• [INFORMATION PROVIDED]
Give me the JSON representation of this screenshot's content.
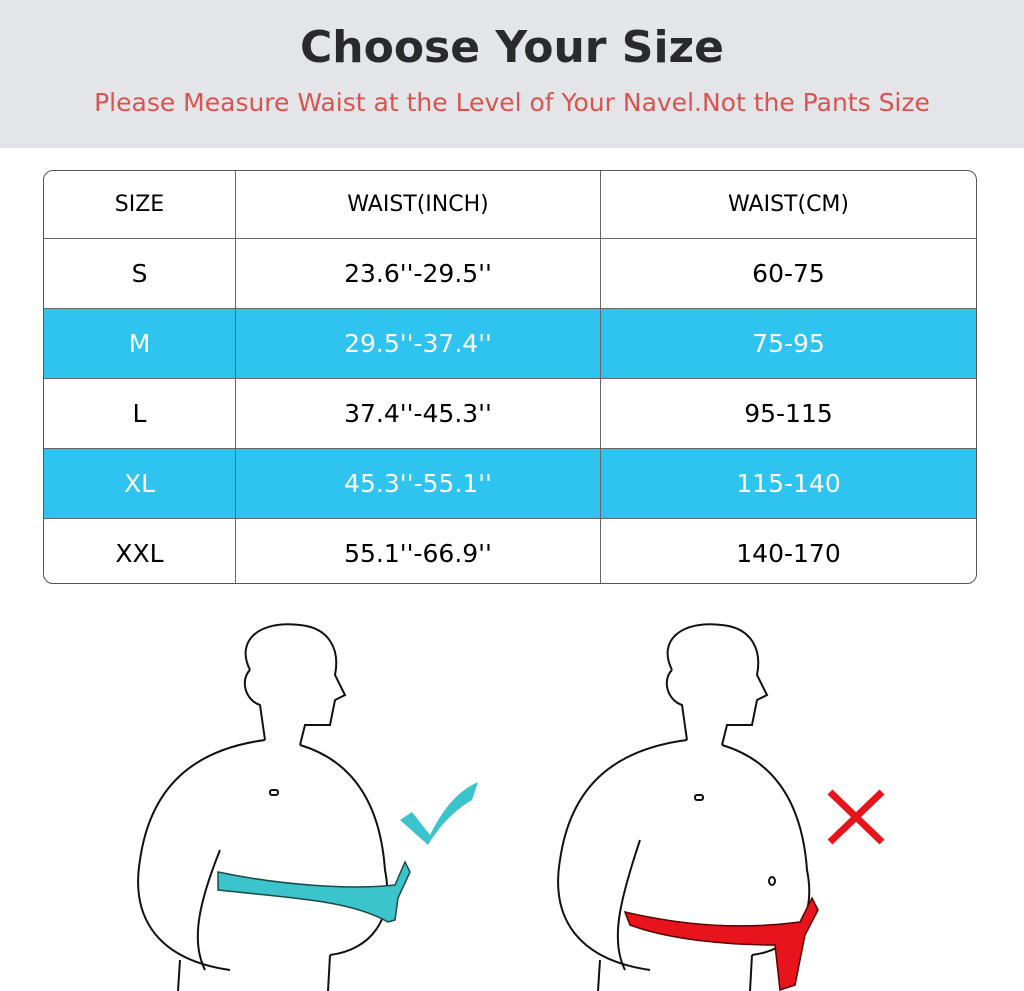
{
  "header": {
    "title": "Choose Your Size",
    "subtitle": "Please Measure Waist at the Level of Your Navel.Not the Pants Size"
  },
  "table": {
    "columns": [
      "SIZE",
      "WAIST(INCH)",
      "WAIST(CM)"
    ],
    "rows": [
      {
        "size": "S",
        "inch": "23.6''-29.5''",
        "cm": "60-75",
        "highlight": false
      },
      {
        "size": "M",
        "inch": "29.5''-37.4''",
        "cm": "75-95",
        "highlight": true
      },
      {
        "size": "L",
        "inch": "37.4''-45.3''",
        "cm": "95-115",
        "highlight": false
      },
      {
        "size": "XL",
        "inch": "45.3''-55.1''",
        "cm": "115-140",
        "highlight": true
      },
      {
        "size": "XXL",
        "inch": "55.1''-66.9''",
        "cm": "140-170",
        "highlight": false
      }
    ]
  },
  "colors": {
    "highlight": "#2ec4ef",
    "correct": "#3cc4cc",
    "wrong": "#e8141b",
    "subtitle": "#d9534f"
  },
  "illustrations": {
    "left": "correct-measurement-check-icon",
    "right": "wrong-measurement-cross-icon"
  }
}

• [WHAT THIS TASK INVOLVES]
Which lines include "measurement"? Copy each of them out.

• [ANSWER BELOW]
    "left": "correct-measurement-check-icon",
    "right": "wrong-measurement-cross-icon"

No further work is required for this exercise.